Short task: Repeat the records below exactly, leaving out any pictures.

Supplied information:
──────

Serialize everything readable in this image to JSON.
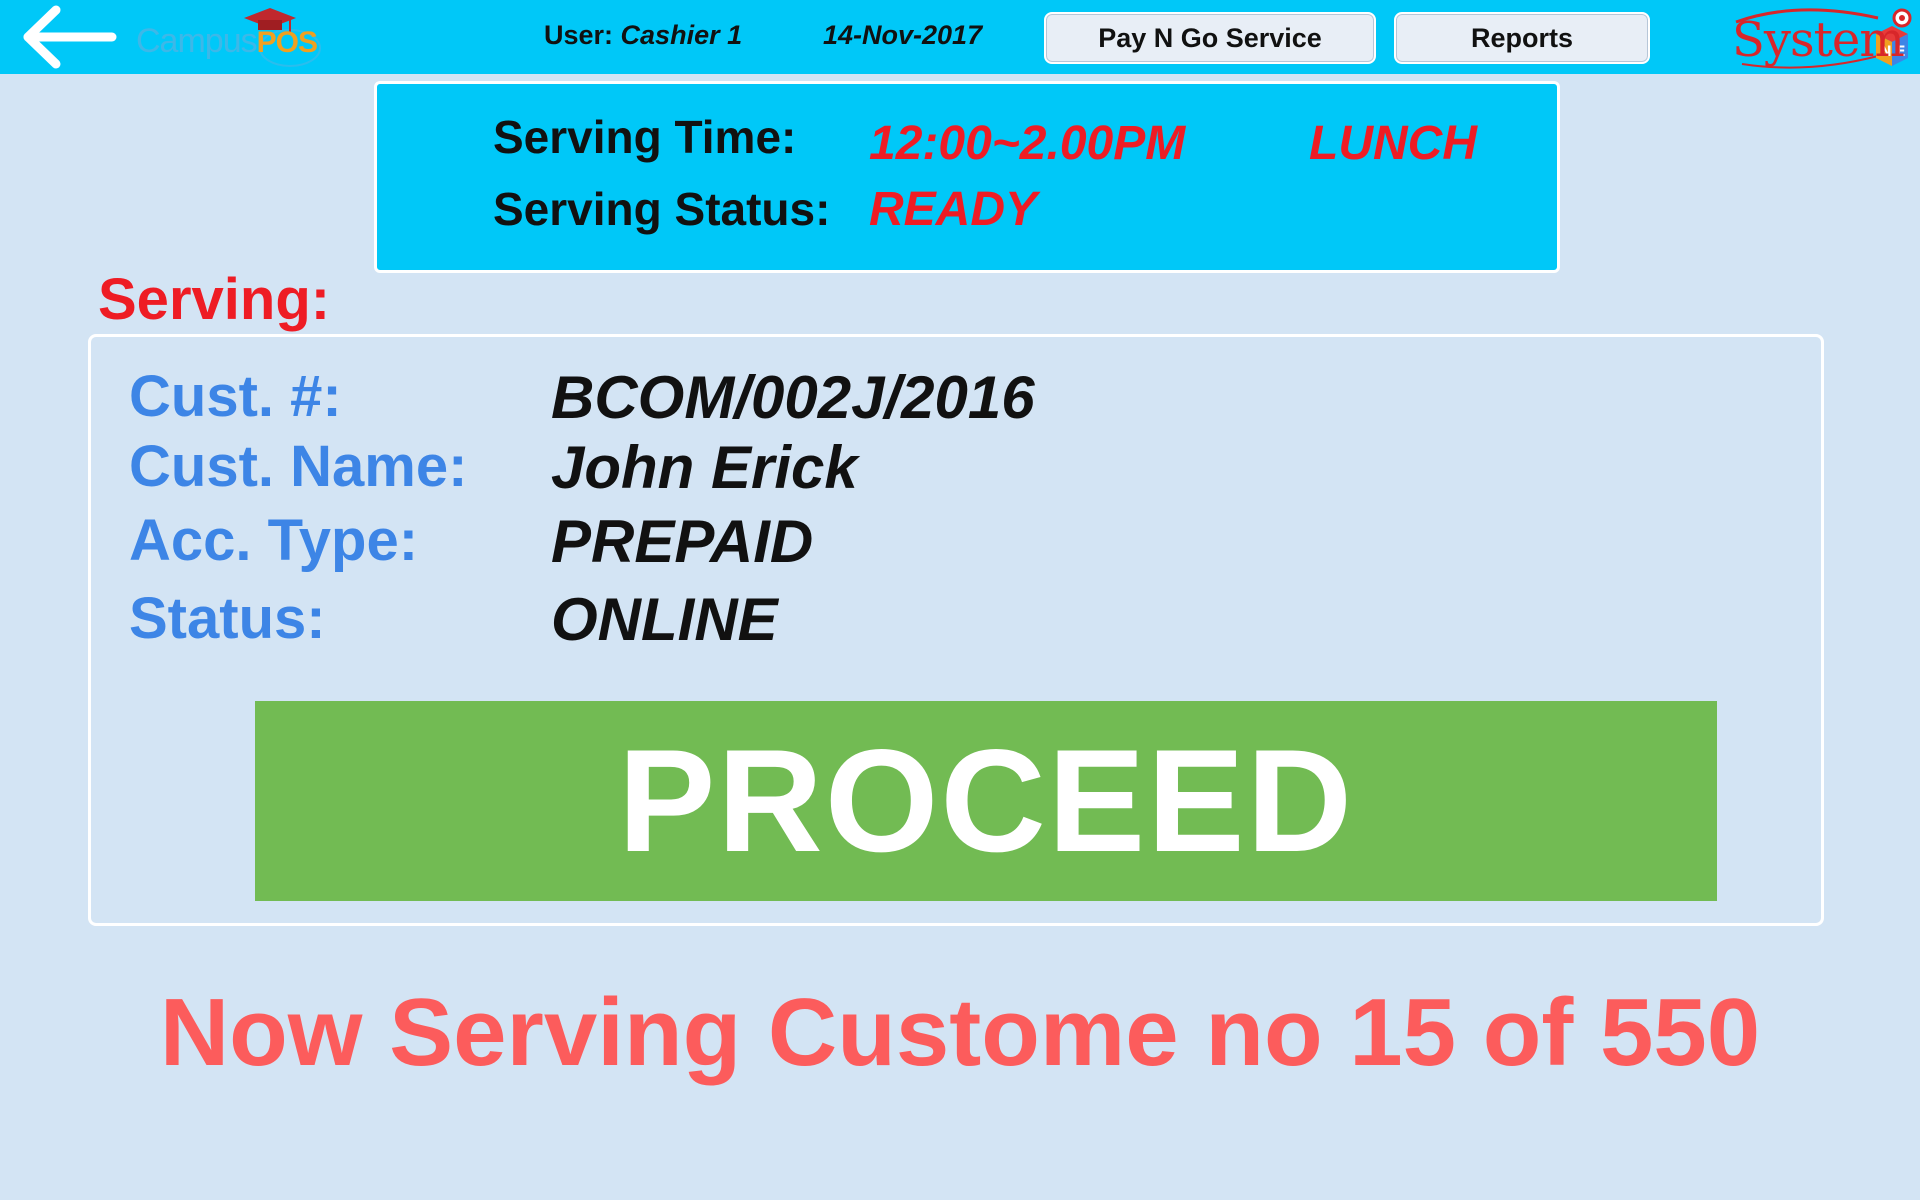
{
  "header": {
    "user_label": "User:",
    "user_name": "Cashier 1",
    "date": "14-Nov-2017",
    "pay_n_go_label": "Pay N Go Service",
    "reports_label": "Reports",
    "campus_logo": {
      "word": "Campus",
      "accent": "POS"
    },
    "system_logo": {
      "word": "System",
      "block_letters": [
        "N",
        "E"
      ]
    }
  },
  "serving_panel": {
    "time_label": "Serving Time:",
    "time_value": "12:00~2.00PM",
    "meal_value": "LUNCH",
    "status_label": "Serving Status:",
    "status_value": "READY"
  },
  "serving_heading": "Serving:",
  "customer": {
    "number_label": "Cust. #:",
    "number_value": "BCOM/002J/2016",
    "name_label": "Cust. Name:",
    "name_value": "John Erick",
    "account_type_label": "Acc. Type:",
    "account_type_value": "PREPAID",
    "status_label": "Status:",
    "status_value": "ONLINE"
  },
  "proceed_label": "PROCEED",
  "now_serving": "Now Serving Custome no 15 of 550",
  "colors": {
    "topbar": "#00c8f8",
    "background": "#d3e4f4",
    "alert_red": "#ee1c24",
    "label_blue": "#3d85e6",
    "proceed_green": "#72bb53",
    "banner_red": "#fc5c5c"
  },
  "icons": {
    "back": "back-arrow-icon"
  }
}
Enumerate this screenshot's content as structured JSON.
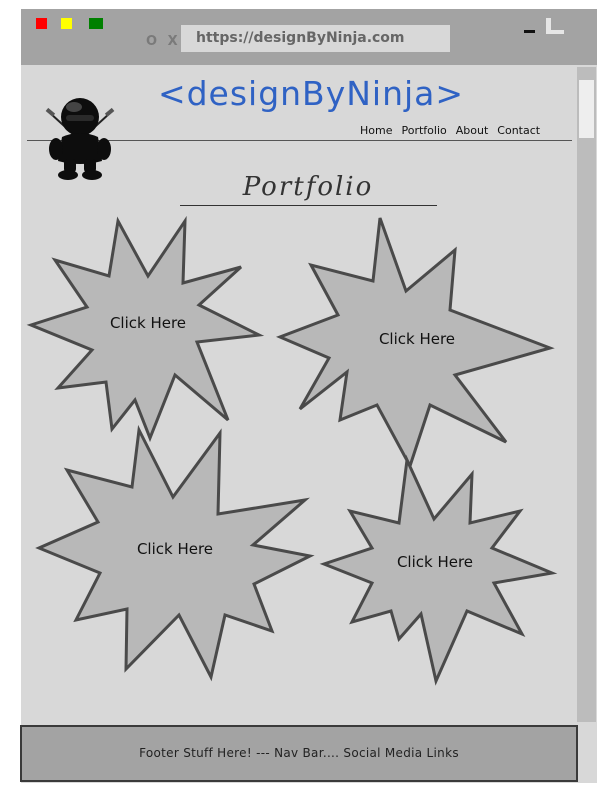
{
  "browser": {
    "nav_buttons": "O X",
    "url": "https://designByNinja.com",
    "window_controls": {
      "close_color": "#ff0000",
      "minimize_color": "#ffff00",
      "maximize_color": "#008000"
    }
  },
  "header": {
    "site_title": "<designByNinja>",
    "logo_icon": "ninja-icon",
    "title_color": "#2f62c4",
    "nav": [
      {
        "label": "Home"
      },
      {
        "label": "Portfolio"
      },
      {
        "label": "About"
      },
      {
        "label": "Contact"
      }
    ]
  },
  "main": {
    "heading": "Portfolio",
    "items": [
      {
        "label": "Click Here",
        "icon": "star-burst"
      },
      {
        "label": "Click Here",
        "icon": "star-burst"
      },
      {
        "label": "Click Here",
        "icon": "star-burst"
      },
      {
        "label": "Click Here",
        "icon": "star-burst"
      }
    ]
  },
  "footer": {
    "text": "Footer Stuff Here! --- Nav Bar.... Social Media Links"
  }
}
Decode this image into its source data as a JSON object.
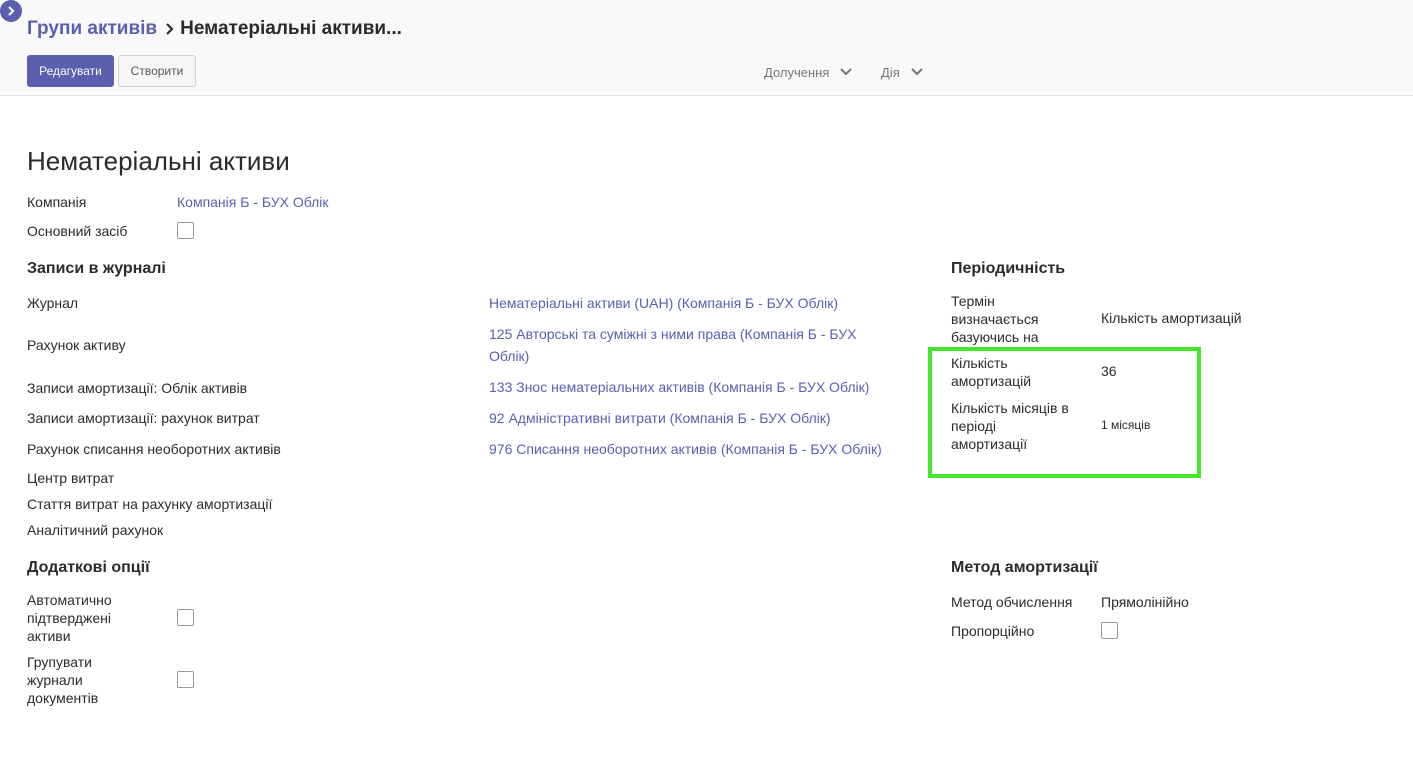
{
  "colors": {
    "accent": "#5a5fb0",
    "highlight": "#45e62a"
  },
  "header": {
    "toggle_icon": "chevron-right-icon",
    "breadcrumb": {
      "parent": "Групи активів",
      "separator_icon": "chevron-right-icon",
      "current": "Нематеріальні активи..."
    },
    "buttons": {
      "edit": "Редагувати",
      "create": "Створити"
    },
    "dropdowns": {
      "attachments": "Долучення",
      "action": "Дія"
    }
  },
  "form": {
    "title": "Нематеріальні активи",
    "company_label": "Компанія",
    "company_value": "Компанія Б - БУХ Облік",
    "fixed_asset_label": "Основний засіб",
    "fixed_asset_checked": false,
    "journal_section": {
      "title": "Записи в журналі",
      "rows": [
        {
          "label": "Журнал",
          "value": "Нематеріальні активи (UAH) (Компанія Б - БУХ Облік)"
        },
        {
          "label": "Рахунок активу",
          "value_line1": "125 Авторські та суміжні з ними права (Компанія Б - БУХ",
          "value_line2": "Облік)"
        },
        {
          "label": "Записи амортизації: Облік активів",
          "value": "133 Знос нематеріальних активів (Компанія Б - БУХ Облік)"
        },
        {
          "label": "Записи амортизації: рахунок витрат",
          "value": "92 Адміністративні витрати (Компанія Б - БУХ Облік)"
        },
        {
          "label": "Рахунок списання необоротних активів",
          "value": "976 Списання необоротних активів (Компанія Б - БУХ Облік)"
        },
        {
          "label": "Центр витрат",
          "value": ""
        },
        {
          "label": "Стаття витрат на рахунку амортизації",
          "value": ""
        },
        {
          "label": "Аналітичний рахунок",
          "value": ""
        }
      ]
    },
    "periodicity_section": {
      "title": "Періодичність",
      "time_method_label": [
        "Термін",
        "визначається",
        "базуючись на"
      ],
      "time_method_value": "Кількість амортизацій",
      "number_label": [
        "Кількість",
        "амортизацій"
      ],
      "number_value": "36",
      "months_label": [
        "Кількість місяців в",
        "періоді",
        "амортизації"
      ],
      "months_value": "1 місяців"
    },
    "options_section": {
      "title": "Додаткові опції",
      "auto_confirm_label": [
        "Автоматично",
        "підтверджені",
        "активи"
      ],
      "auto_confirm_checked": false,
      "group_entries_label": [
        "Групувати",
        "журнали",
        "документів"
      ],
      "group_entries_checked": false
    },
    "method_section": {
      "title": "Метод амортизації",
      "method_label": "Метод обчислення",
      "method_value": "Прямолінійно",
      "prorata_label": "Пропорційно",
      "prorata_checked": false
    }
  }
}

──────

Solved problem:
Serialize everything readable in this image to JSON.
{
  "header": {
    "user_label": "User:",
    "user_name": "Cashier 1",
    "date": "14-Nov-2017",
    "pay_n_go_label": "Pay N Go Service",
    "reports_label": "Reports",
    "campus_logo": {
      "word": "Campus",
      "accent": "POS"
    },
    "system_logo": {
      "word": "System",
      "block_letters": [
        "N",
        "E"
      ]
    }
  },
  "serving_panel": {
    "time_label": "Serving Time:",
    "time_value": "12:00~2.00PM",
    "meal_value": "LUNCH",
    "status_label": "Serving Status:",
    "status_value": "READY"
  },
  "serving_heading": "Serving:",
  "customer": {
    "number_label": "Cust. #:",
    "number_value": "BCOM/002J/2016",
    "name_label": "Cust. Name:",
    "name_value": "John Erick",
    "account_type_label": "Acc. Type:",
    "account_type_value": "PREPAID",
    "status_label": "Status:",
    "status_value": "ONLINE"
  },
  "proceed_label": "PROCEED",
  "now_serving": "Now Serving Custome no 15 of 550",
  "colors": {
    "topbar": "#00c8f8",
    "background": "#d3e4f4",
    "alert_red": "#ee1c24",
    "label_blue": "#3d85e6",
    "proceed_green": "#72bb53",
    "banner_red": "#fc5c5c"
  },
  "icons": {
    "back": "back-arrow-icon"
  }
}
Enumerate this screenshot's content as structured JSON.
{
  "browser": {
    "nav_buttons": "O X",
    "url": "https://designByNinja.com",
    "window_controls": {
      "close_color": "#ff0000",
      "minimize_color": "#ffff00",
      "maximize_color": "#008000"
    }
  },
  "header": {
    "site_title": "<designByNinja>",
    "logo_icon": "ninja-icon",
    "title_color": "#2f62c4",
    "nav": [
      {
        "label": "Home"
      },
      {
        "label": "Portfolio"
      },
      {
        "label": "About"
      },
      {
        "label": "Contact"
      }
    ]
  },
  "main": {
    "heading": "Portfolio",
    "items": [
      {
        "label": "Click Here",
        "icon": "star-burst"
      },
      {
        "label": "Click Here",
        "icon": "star-burst"
      },
      {
        "label": "Click Here",
        "icon": "star-burst"
      },
      {
        "label": "Click Here",
        "icon": "star-burst"
      }
    ]
  },
  "footer": {
    "text": "Footer Stuff Here! --- Nav Bar.... Social Media Links"
  }
}
Decode this image into its source data as a JSON object.
{
  "colors": {
    "accent": "#5a5fb0",
    "highlight": "#45e62a"
  },
  "header": {
    "toggle_icon": "chevron-right-icon",
    "breadcrumb": {
      "parent": "Групи активів",
      "separator_icon": "chevron-right-icon",
      "current": "Нематеріальні активи..."
    },
    "buttons": {
      "edit": "Редагувати",
      "create": "Створити"
    },
    "dropdowns": {
      "attachments": "Долучення",
      "action": "Дія"
    }
  },
  "form": {
    "title": "Нематеріальні активи",
    "company_label": "Компанія",
    "company_value": "Компанія Б - БУХ Облік",
    "fixed_asset_label": "Основний засіб",
    "fixed_asset_checked": false,
    "journal_section": {
      "title": "Записи в журналі",
      "rows": [
        {
          "label": "Журнал",
          "value": "Нематеріальні активи (UAH) (Компанія Б - БУХ Облік)"
        },
        {
          "label": "Рахунок активу",
          "value_line1": "125 Авторські та суміжні з ними права (Компанія Б - БУХ",
          "value_line2": "Облік)"
        },
        {
          "label": "Записи амортизації: Облік активів",
          "value": "133 Знос нематеріальних активів (Компанія Б - БУХ Облік)"
        },
        {
          "label": "Записи амортизації: рахунок витрат",
          "value": "92 Адміністративні витрати (Компанія Б - БУХ Облік)"
        },
        {
          "label": "Рахунок списання необоротних активів",
          "value": "976 Списання необоротних активів (Компанія Б - БУХ Облік)"
        },
        {
          "label": "Центр витрат",
          "value": ""
        },
        {
          "label": "Стаття витрат на рахунку амортизації",
          "value": ""
        },
        {
          "label": "Аналітичний рахунок",
          "value": ""
        }
      ]
    },
    "periodicity_section": {
      "title": "Періодичність",
      "time_method_label": [
        "Термін",
        "визначається",
        "базуючись на"
      ],
      "time_method_value": "Кількість амортизацій",
      "number_label": [
        "Кількість",
        "амортизацій"
      ],
      "number_value": "36",
      "months_label": [
        "Кількість місяців в",
        "періоді",
        "амортизації"
      ],
      "months_value": "1 місяців"
    },
    "options_section": {
      "title": "Додаткові опції",
      "auto_confirm_label": [
        "Автоматично",
        "підтверджені",
        "активи"
      ],
      "auto_confirm_checked": false,
      "group_entries_label": [
        "Групувати",
        "журнали",
        "документів"
      ],
      "group_entries_checked": false
    },
    "method_section": {
      "title": "Метод амортизації",
      "method_label": "Метод обчислення",
      "method_value": "Прямолінійно",
      "prorata_label": "Пропорційно",
      "prorata_checked": false
    }
  }
}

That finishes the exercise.